## INSTRUCTIONS TO FOLLOW
Copy out the stretch of the listing from the line containing "359, 432, 371]" through the line containing "311, 402, 347]", changing every "y-tick-label" to "y-axis-label" and leaving the rest as it is.

## INFORMATION SUPPLIED
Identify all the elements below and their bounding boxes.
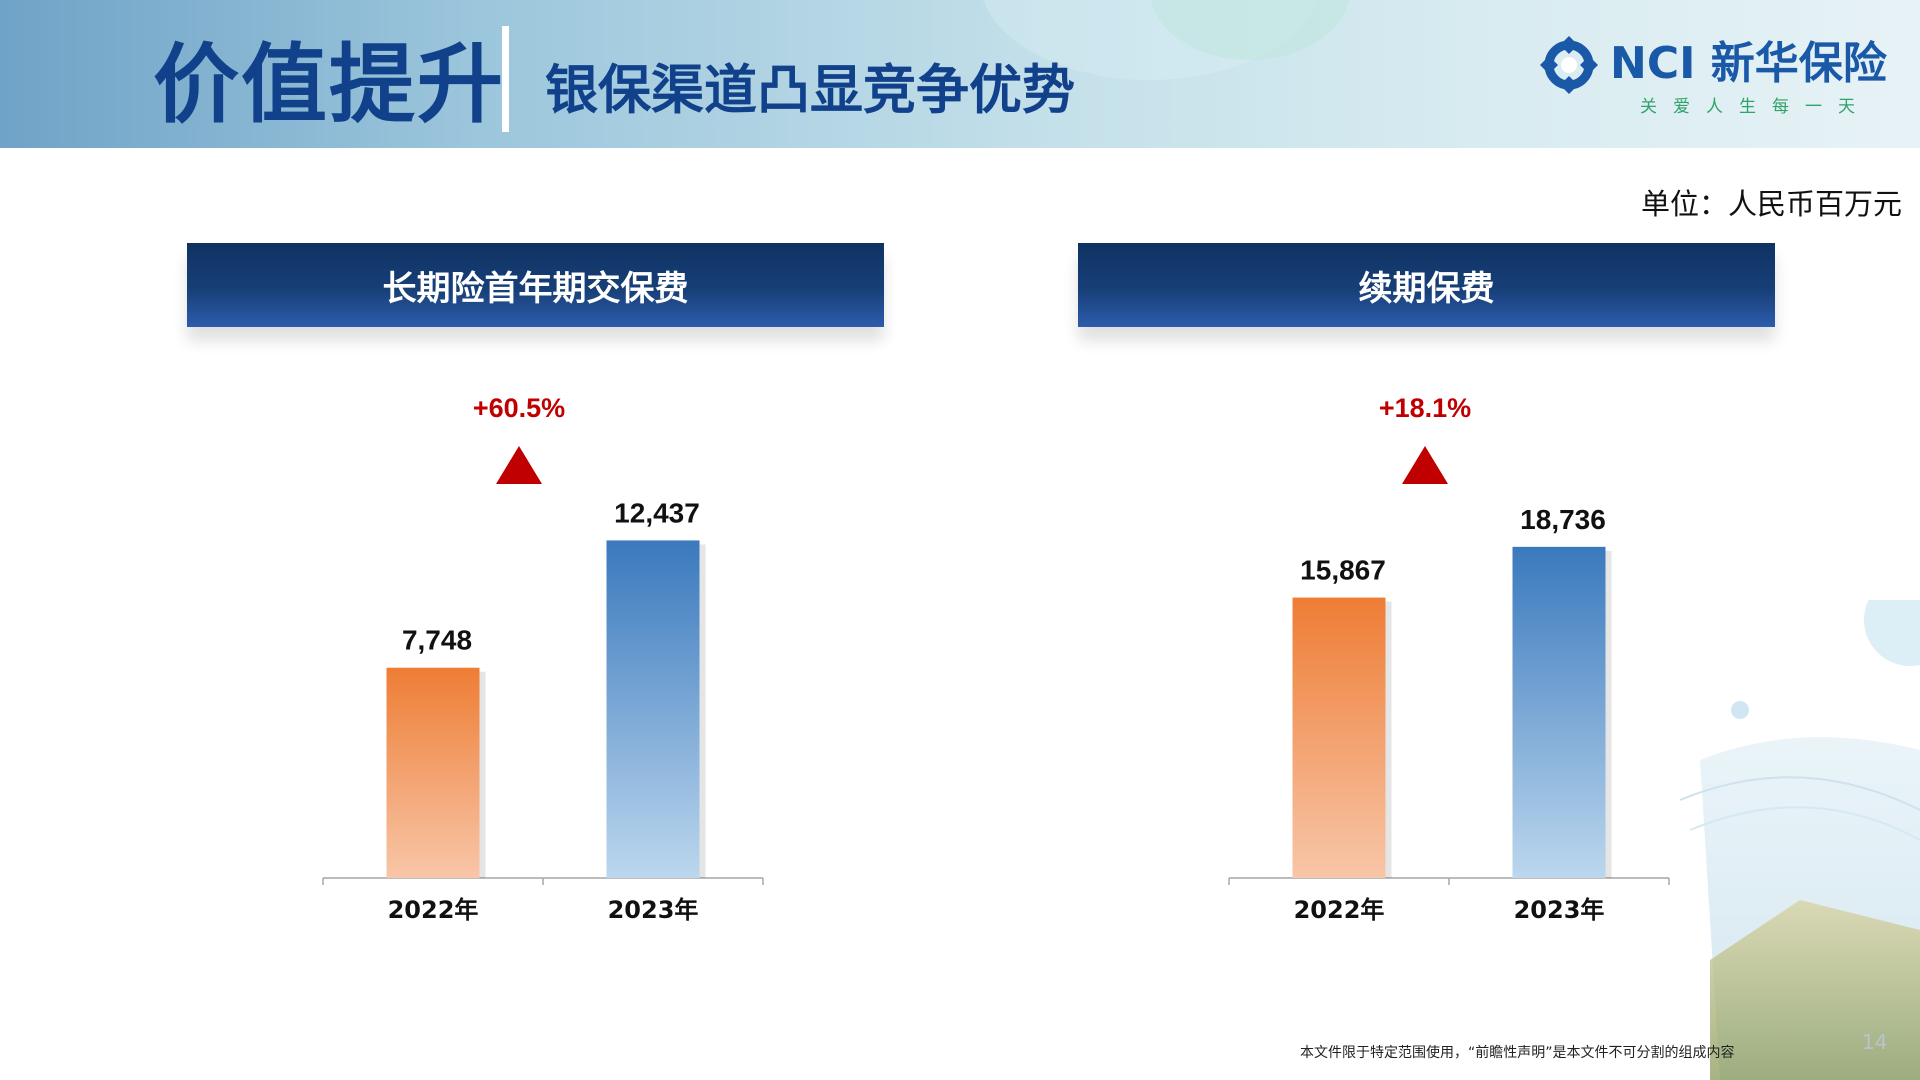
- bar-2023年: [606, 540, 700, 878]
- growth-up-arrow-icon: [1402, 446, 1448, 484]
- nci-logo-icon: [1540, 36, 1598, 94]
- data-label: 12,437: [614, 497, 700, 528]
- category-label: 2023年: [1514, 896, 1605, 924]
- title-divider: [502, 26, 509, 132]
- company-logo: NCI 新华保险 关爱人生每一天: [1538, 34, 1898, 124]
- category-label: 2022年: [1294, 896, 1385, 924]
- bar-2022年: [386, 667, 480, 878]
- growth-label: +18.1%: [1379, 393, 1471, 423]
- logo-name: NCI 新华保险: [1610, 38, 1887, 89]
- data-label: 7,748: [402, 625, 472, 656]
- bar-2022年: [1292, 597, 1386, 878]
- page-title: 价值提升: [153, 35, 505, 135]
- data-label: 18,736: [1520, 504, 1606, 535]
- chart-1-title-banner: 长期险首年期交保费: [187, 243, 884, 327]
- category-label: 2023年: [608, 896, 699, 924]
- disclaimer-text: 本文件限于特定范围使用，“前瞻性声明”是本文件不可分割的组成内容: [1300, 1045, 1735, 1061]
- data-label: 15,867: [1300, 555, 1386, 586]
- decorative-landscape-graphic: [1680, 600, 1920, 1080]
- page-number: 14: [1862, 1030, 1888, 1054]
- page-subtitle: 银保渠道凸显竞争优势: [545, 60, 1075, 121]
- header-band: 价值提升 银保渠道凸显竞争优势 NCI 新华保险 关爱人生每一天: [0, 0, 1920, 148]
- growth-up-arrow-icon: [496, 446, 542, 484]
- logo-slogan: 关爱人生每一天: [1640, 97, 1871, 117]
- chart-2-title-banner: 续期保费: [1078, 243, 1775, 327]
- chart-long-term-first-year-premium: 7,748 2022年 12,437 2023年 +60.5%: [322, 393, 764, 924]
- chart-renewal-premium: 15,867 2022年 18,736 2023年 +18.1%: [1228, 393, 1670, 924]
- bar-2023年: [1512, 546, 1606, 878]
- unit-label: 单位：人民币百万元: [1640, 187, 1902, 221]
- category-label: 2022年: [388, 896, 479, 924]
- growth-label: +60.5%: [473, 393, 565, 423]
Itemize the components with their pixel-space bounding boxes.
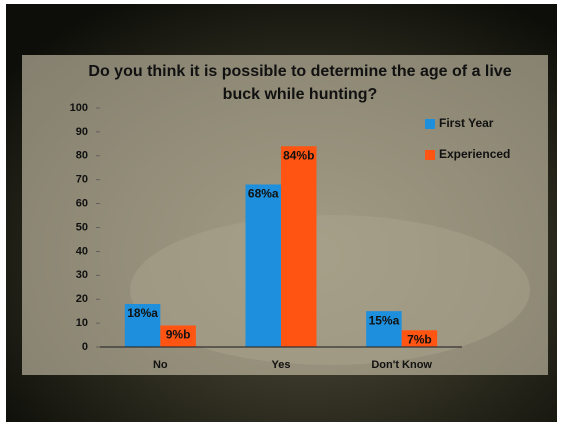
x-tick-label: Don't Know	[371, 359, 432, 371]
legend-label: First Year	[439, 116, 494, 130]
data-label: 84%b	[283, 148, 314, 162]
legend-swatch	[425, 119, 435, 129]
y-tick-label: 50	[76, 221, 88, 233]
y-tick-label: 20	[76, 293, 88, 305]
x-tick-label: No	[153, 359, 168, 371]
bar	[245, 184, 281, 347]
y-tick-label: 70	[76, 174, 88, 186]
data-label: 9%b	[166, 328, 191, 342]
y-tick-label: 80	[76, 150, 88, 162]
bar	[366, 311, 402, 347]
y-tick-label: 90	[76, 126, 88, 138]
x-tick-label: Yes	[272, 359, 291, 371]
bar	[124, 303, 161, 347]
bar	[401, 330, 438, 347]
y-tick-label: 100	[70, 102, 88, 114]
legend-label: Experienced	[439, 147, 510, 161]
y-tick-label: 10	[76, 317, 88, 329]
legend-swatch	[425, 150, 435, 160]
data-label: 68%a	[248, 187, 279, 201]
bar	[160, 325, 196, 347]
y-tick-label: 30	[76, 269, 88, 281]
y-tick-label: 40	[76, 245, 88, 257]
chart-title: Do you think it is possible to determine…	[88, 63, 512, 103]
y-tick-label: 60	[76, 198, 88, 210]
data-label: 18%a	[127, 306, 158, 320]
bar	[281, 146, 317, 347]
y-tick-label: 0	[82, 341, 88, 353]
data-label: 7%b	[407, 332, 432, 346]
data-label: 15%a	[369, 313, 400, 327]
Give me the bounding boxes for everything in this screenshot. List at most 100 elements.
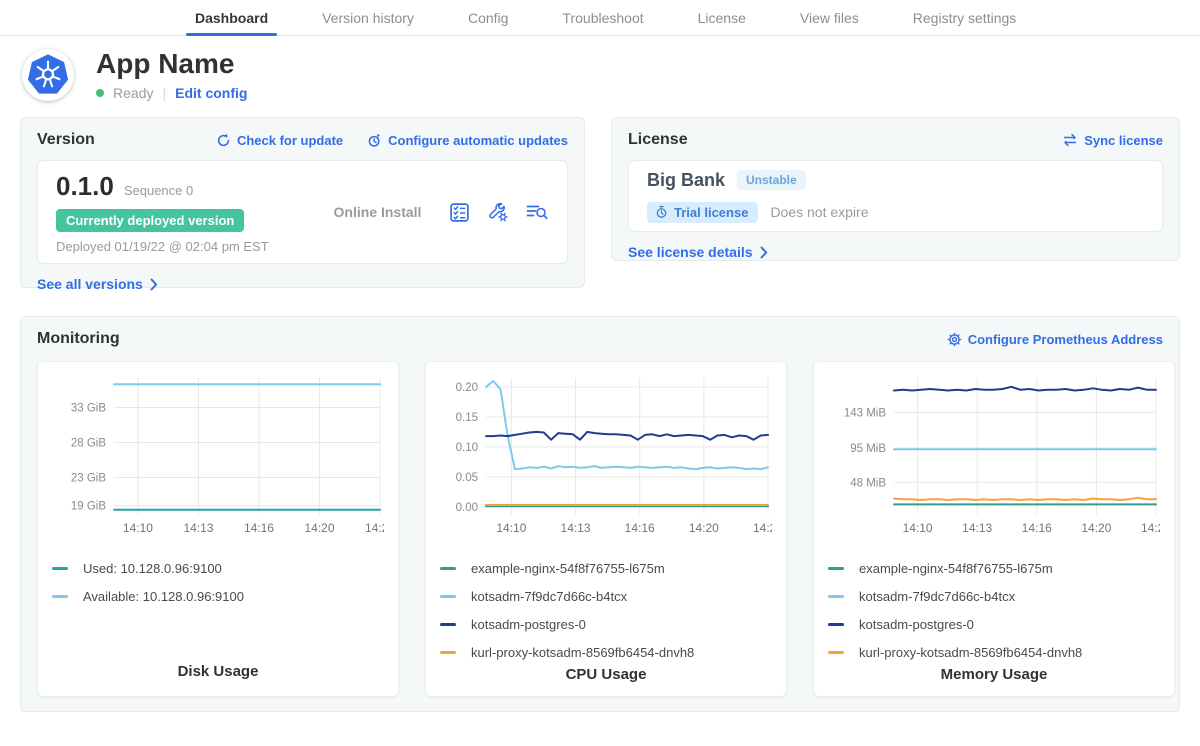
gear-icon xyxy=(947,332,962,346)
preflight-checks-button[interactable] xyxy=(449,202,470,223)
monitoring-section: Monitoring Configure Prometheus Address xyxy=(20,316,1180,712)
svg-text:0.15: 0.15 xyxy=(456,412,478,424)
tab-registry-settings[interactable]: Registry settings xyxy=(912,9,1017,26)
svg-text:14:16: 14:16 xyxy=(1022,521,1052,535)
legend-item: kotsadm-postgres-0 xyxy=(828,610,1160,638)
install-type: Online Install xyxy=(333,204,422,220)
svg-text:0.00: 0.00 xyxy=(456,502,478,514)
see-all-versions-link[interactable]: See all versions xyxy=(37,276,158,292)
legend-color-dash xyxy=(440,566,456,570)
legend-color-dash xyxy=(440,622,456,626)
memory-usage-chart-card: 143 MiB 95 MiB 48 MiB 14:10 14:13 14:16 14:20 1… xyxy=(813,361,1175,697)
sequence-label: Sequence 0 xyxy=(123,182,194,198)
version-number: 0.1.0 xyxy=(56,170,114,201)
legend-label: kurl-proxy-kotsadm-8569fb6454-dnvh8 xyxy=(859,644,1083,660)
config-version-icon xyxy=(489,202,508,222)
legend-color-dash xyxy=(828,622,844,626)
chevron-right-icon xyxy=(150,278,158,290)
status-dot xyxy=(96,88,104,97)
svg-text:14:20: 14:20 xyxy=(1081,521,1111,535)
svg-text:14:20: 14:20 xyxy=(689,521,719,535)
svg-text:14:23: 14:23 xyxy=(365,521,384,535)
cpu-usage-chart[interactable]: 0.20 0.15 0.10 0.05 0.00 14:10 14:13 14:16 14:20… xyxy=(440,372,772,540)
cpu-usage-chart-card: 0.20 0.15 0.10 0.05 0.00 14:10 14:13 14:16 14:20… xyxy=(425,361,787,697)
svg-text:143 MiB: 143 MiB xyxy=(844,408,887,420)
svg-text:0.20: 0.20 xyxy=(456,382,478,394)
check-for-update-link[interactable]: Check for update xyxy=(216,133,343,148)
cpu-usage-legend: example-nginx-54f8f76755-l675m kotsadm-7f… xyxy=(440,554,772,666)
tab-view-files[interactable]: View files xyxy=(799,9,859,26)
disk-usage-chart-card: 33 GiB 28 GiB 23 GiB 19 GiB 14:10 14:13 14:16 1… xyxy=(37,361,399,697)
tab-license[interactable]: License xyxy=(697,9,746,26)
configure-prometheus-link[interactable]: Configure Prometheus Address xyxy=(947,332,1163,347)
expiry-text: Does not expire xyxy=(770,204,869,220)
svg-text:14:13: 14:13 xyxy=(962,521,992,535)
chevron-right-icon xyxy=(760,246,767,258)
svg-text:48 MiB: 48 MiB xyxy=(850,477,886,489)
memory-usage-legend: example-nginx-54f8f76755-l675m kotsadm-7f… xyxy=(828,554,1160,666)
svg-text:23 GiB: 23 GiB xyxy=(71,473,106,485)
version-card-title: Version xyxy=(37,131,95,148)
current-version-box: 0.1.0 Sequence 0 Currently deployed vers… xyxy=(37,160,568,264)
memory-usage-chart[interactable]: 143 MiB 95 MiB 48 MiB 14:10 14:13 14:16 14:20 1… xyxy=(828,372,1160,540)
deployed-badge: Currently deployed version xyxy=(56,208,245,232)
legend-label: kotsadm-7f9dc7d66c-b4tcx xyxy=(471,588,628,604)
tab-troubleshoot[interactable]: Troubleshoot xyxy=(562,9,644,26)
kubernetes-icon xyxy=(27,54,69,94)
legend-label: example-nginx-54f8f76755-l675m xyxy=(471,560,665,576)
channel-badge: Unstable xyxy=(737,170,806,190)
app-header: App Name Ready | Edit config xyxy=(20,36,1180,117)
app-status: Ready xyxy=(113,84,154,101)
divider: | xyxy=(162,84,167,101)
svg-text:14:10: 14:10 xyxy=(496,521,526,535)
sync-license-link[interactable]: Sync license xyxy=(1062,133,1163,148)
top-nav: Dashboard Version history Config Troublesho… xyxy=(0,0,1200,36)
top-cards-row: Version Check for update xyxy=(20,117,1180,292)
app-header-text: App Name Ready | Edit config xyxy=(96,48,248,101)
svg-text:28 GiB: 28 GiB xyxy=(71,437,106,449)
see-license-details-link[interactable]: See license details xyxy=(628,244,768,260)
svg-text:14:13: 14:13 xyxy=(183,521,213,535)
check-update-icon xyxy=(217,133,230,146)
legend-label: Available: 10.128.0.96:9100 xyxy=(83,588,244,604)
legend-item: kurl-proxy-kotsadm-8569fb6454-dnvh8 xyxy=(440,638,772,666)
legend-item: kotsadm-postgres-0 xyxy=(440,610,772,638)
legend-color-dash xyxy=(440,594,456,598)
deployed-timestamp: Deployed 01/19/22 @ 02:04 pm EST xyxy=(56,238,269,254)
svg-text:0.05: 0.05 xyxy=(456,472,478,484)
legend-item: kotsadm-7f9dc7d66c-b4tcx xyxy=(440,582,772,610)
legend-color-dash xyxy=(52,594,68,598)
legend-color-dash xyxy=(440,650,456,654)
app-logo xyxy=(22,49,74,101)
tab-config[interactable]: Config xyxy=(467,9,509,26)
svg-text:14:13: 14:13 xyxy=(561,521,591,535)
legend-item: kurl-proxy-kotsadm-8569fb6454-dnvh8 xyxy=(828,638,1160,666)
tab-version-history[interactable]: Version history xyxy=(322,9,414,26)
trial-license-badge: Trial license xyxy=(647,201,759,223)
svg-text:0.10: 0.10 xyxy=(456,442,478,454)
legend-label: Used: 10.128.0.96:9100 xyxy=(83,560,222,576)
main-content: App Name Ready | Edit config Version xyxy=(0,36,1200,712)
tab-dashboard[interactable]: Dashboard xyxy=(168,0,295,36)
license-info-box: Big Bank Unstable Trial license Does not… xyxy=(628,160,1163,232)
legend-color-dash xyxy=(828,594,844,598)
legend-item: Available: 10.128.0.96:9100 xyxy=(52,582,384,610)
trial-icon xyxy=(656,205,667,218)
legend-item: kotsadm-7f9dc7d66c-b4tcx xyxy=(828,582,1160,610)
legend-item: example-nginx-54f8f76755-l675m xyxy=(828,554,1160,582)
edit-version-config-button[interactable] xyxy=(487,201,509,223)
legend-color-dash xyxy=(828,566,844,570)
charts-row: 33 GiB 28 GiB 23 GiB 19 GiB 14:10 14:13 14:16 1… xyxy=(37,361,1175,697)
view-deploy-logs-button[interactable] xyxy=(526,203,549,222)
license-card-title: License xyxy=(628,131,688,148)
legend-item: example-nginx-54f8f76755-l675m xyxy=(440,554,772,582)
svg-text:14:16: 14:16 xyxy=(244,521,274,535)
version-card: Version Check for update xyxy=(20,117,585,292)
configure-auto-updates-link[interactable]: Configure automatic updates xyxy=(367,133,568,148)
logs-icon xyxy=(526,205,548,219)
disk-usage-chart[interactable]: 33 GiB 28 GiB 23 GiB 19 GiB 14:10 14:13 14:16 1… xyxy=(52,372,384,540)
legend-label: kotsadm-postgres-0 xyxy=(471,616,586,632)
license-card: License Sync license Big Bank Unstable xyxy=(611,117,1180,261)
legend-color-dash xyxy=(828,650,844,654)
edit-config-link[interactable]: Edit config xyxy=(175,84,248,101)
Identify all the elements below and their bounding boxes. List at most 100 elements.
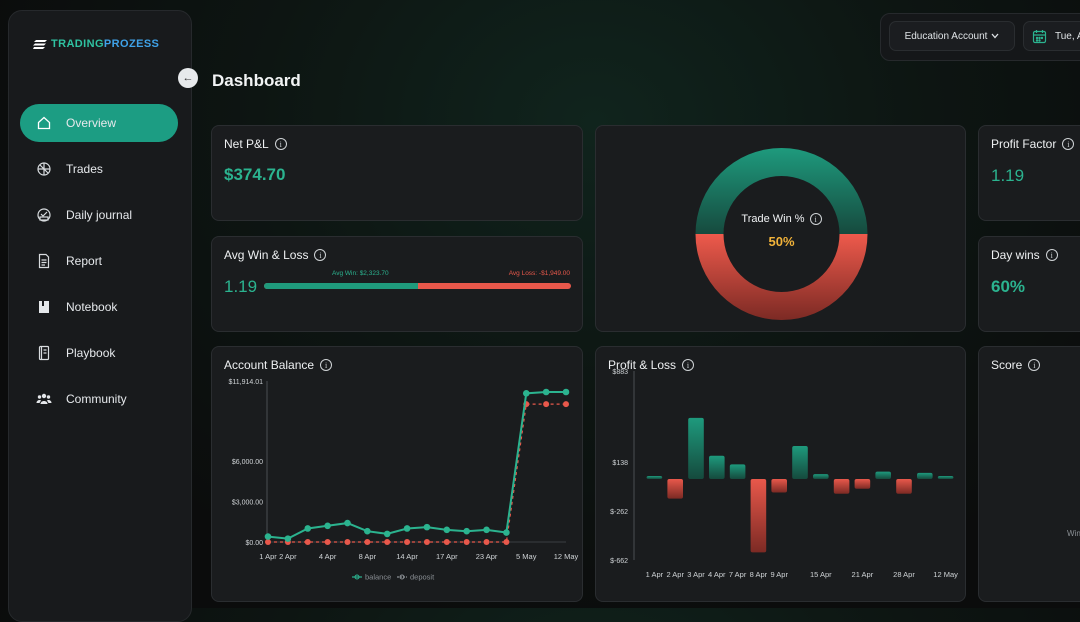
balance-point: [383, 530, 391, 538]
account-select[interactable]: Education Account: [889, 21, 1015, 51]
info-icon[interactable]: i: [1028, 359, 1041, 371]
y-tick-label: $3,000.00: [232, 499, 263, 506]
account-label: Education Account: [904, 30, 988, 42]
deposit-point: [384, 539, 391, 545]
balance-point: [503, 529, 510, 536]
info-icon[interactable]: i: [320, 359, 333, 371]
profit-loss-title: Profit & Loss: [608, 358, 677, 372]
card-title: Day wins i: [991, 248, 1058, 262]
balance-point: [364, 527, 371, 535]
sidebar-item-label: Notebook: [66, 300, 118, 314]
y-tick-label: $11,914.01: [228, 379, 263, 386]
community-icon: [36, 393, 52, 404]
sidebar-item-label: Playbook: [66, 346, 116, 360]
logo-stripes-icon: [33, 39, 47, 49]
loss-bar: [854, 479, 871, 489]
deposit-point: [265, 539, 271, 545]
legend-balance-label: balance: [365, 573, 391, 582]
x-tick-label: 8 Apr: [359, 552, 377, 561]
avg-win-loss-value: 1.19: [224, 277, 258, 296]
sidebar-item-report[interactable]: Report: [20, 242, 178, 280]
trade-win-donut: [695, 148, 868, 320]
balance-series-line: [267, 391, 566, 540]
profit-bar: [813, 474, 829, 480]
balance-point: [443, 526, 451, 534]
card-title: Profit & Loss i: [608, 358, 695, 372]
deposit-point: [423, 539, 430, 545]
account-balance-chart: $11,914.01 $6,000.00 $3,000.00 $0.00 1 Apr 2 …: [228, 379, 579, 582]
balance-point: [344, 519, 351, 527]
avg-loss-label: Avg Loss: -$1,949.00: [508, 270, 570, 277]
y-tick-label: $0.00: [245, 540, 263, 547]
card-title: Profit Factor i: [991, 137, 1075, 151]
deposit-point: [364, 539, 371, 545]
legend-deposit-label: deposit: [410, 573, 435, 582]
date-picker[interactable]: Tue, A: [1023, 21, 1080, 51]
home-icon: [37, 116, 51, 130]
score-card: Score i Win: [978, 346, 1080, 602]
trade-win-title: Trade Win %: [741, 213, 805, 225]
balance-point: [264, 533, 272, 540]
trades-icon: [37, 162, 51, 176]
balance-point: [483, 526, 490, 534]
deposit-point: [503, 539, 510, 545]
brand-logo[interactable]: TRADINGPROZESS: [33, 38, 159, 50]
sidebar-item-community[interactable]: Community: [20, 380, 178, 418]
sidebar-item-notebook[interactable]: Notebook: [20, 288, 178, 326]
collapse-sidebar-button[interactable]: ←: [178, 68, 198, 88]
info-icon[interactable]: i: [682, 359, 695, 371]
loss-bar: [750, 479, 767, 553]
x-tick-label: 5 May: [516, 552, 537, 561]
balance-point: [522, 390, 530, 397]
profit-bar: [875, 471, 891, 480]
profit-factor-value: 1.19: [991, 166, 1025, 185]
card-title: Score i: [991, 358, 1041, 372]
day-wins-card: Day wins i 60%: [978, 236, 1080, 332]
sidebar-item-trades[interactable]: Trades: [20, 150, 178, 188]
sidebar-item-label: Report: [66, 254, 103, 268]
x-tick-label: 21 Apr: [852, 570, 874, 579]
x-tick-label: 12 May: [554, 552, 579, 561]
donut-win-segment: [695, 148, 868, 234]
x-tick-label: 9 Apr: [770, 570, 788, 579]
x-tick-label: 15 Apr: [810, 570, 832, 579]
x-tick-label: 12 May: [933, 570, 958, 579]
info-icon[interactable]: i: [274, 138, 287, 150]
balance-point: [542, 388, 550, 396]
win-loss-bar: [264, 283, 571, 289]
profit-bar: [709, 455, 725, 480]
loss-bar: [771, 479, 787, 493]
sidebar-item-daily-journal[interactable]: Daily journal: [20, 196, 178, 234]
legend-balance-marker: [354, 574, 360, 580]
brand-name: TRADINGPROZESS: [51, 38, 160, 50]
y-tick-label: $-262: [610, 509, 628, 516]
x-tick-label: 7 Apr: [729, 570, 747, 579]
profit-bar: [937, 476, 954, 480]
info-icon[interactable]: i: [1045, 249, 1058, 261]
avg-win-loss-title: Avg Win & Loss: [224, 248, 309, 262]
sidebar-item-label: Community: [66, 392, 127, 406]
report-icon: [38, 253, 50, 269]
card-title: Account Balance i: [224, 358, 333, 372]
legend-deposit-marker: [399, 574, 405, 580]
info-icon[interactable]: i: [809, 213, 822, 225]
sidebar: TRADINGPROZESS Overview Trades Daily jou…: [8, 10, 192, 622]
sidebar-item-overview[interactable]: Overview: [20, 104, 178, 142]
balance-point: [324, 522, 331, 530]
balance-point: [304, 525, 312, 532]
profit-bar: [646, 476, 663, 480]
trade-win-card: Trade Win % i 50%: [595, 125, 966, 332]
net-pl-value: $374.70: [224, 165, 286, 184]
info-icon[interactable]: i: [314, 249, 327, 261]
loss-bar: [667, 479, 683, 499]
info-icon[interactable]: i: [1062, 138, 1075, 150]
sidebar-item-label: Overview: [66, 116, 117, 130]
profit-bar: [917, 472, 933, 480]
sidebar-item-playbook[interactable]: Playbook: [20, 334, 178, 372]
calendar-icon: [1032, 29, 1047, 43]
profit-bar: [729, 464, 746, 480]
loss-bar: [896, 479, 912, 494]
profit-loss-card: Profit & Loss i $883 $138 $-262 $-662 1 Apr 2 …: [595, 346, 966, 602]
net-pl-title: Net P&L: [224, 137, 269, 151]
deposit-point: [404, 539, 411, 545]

## WORKED SOLUTION
x-tick-label: Don't Know	[371, 359, 432, 371]
legend-label: First Year	[439, 116, 494, 130]
data-label: 84%b	[283, 148, 314, 162]
legend-swatch	[425, 119, 435, 129]
y-axis-label: 50	[76, 221, 88, 233]
y-axis-label: 20	[76, 293, 88, 305]
x-tick-label: No	[153, 359, 168, 371]
bar	[245, 184, 281, 347]
y-axis-label: 70	[76, 174, 88, 186]
data-label: 9%b	[166, 328, 191, 342]
y-axis-label: 80	[76, 150, 88, 162]
bar	[366, 311, 402, 347]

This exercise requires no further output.